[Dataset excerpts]
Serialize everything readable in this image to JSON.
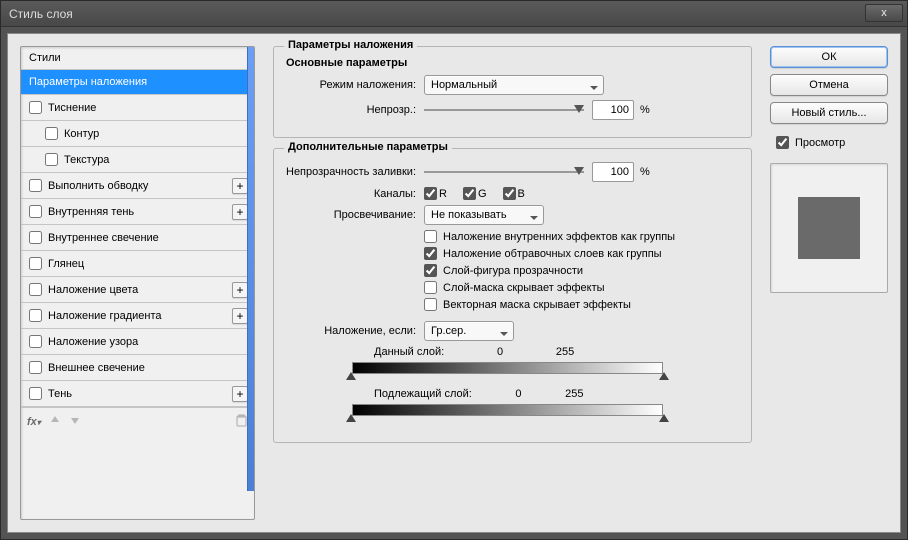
{
  "titlebar": {
    "title": "Стиль слоя",
    "close": "x"
  },
  "styles": {
    "header": "Стили",
    "items": [
      {
        "label": "Параметры наложения",
        "selected": true
      },
      {
        "label": "Тиснение",
        "check": true
      },
      {
        "label": "Контур",
        "check": true,
        "sub": true
      },
      {
        "label": "Текстура",
        "check": true,
        "sub": true
      },
      {
        "label": "Выполнить обводку",
        "check": true,
        "plus": true
      },
      {
        "label": "Внутренняя тень",
        "check": true,
        "plus": true
      },
      {
        "label": "Внутреннее свечение",
        "check": true
      },
      {
        "label": "Глянец",
        "check": true
      },
      {
        "label": "Наложение цвета",
        "check": true,
        "plus": true
      },
      {
        "label": "Наложение градиента",
        "check": true,
        "plus": true
      },
      {
        "label": "Наложение узора",
        "check": true
      },
      {
        "label": "Внешнее свечение",
        "check": true
      },
      {
        "label": "Тень",
        "check": true,
        "plus": true
      }
    ],
    "footer_fx": "fx"
  },
  "main": {
    "section_title": "Параметры наложения",
    "basic_title": "Основные параметры",
    "blend_mode_label": "Режим наложения:",
    "blend_mode_value": "Нормальный",
    "opacity_label": "Непрозр.:",
    "opacity_value": "100",
    "pct": "%",
    "adv_title": "Дополнительные параметры",
    "fill_opacity_label": "Непрозрачность заливки:",
    "fill_opacity_value": "100",
    "channels_label": "Каналы:",
    "ch_r": "R",
    "ch_g": "G",
    "ch_b": "B",
    "knockout_label": "Просвечивание:",
    "knockout_value": "Не показывать",
    "cb1": "Наложение внутренних эффектов как группы",
    "cb2": "Наложение обтравочных слоев как группы",
    "cb3": "Слой-фигура прозрачности",
    "cb4": "Слой-маска скрывает эффекты",
    "cb5": "Векторная маска скрывает эффекты",
    "blendif_label": "Наложение, если:",
    "blendif_value": "Гр.сер.",
    "this_layer": "Данный слой:",
    "this_lo": "0",
    "this_hi": "255",
    "under_layer": "Подлежащий слой:",
    "under_lo": "0",
    "under_hi": "255"
  },
  "right": {
    "ok": "ОК",
    "cancel": "Отмена",
    "newstyle": "Новый стиль...",
    "preview": "Просмотр"
  }
}
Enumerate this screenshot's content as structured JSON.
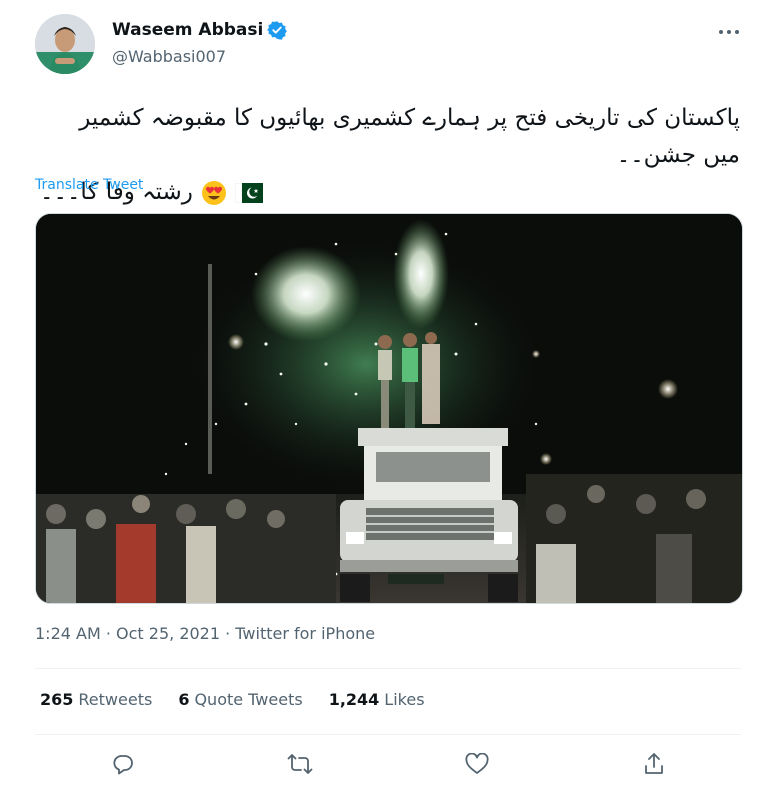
{
  "author": {
    "display_name": "Waseem Abbasi",
    "handle": "@Wabbasi007"
  },
  "tweet": {
    "text_line1": "پاکستان کی تاریخی فتح پر ہمارے کشمیری بھائیوں کا مقبوضہ کشمیر میں جشن۔۔",
    "text_line2": "رشتہ وفا کا۔۔۔"
  },
  "translate_label": "Translate Tweet",
  "meta": {
    "time": "1:24 AM",
    "date": "Oct 25, 2021",
    "source": "Twitter for iPhone",
    "separator": " · "
  },
  "stats": [
    {
      "count": "265",
      "label": "Retweets"
    },
    {
      "count": "6",
      "label": "Quote Tweets"
    },
    {
      "count": "1,244",
      "label": "Likes"
    }
  ],
  "icons": {
    "verified": "verified-badge-icon",
    "more": "more-dots-icon",
    "reply": "reply-icon",
    "retweet": "retweet-icon",
    "like": "like-heart-icon",
    "share": "share-icon",
    "emoji": "heart-eyes-emoji-icon",
    "flag": "pakistan-flag-icon"
  },
  "colors": {
    "link": "#1d9bf0",
    "secondary_text": "#536471",
    "primary_text": "#0f1419",
    "verified": "#1d9bf0"
  }
}
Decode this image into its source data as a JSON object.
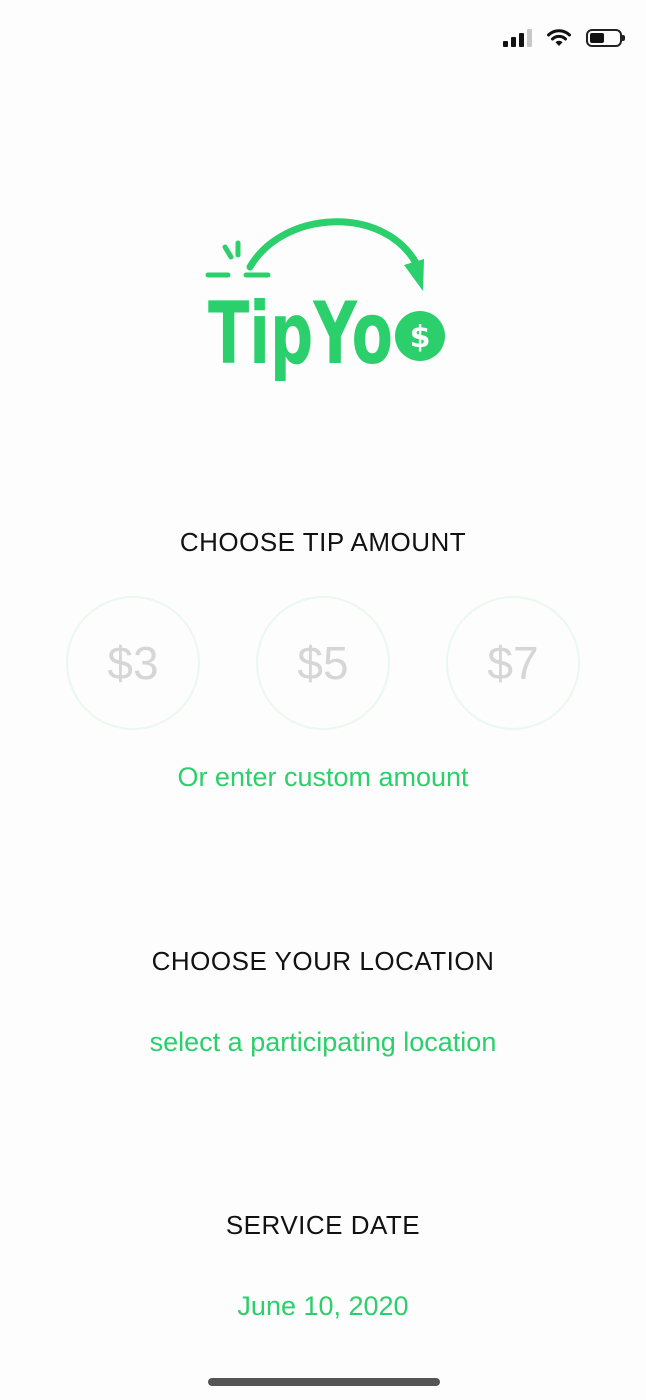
{
  "status_bar": {
    "signal_icon": "cellular-signal-icon",
    "wifi_icon": "wifi-icon",
    "battery_icon": "battery-icon",
    "battery_level": 0.5
  },
  "logo": {
    "text": "TipYo",
    "currency_symbol": "$",
    "brand_color": "#2bcf6b"
  },
  "tip_section": {
    "title": "CHOOSE TIP AMOUNT",
    "amounts": [
      "$3",
      "$5",
      "$7"
    ],
    "custom_amount_link": "Or enter custom amount"
  },
  "location_section": {
    "title": "CHOOSE YOUR LOCATION",
    "select_link": "select a participating location"
  },
  "date_section": {
    "title": "SERVICE DATE",
    "value": "June 10, 2020"
  },
  "colors": {
    "accent": "#2bcf6b",
    "title_text": "#111111",
    "amount_text": "#d6d6d6",
    "circle_border": "#eaf8ef"
  }
}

# Set exercise
Each line from the one that contains "Decode this image" through the end of the records should be restated exactly; include both end lines and leave any pictures out.

# Right answer
Decode this image into its source data as a JSON object.
{
  "status_bar": {
    "signal_icon": "cellular-signal-icon",
    "wifi_icon": "wifi-icon",
    "battery_icon": "battery-icon",
    "battery_level": 0.5
  },
  "logo": {
    "text": "TipYo",
    "currency_symbol": "$",
    "brand_color": "#2bcf6b"
  },
  "tip_section": {
    "title": "CHOOSE TIP AMOUNT",
    "amounts": [
      "$3",
      "$5",
      "$7"
    ],
    "custom_amount_link": "Or enter custom amount"
  },
  "location_section": {
    "title": "CHOOSE YOUR LOCATION",
    "select_link": "select a participating location"
  },
  "date_section": {
    "title": "SERVICE DATE",
    "value": "June 10, 2020"
  },
  "colors": {
    "accent": "#2bcf6b",
    "title_text": "#111111",
    "amount_text": "#d6d6d6",
    "circle_border": "#eaf8ef"
  }
}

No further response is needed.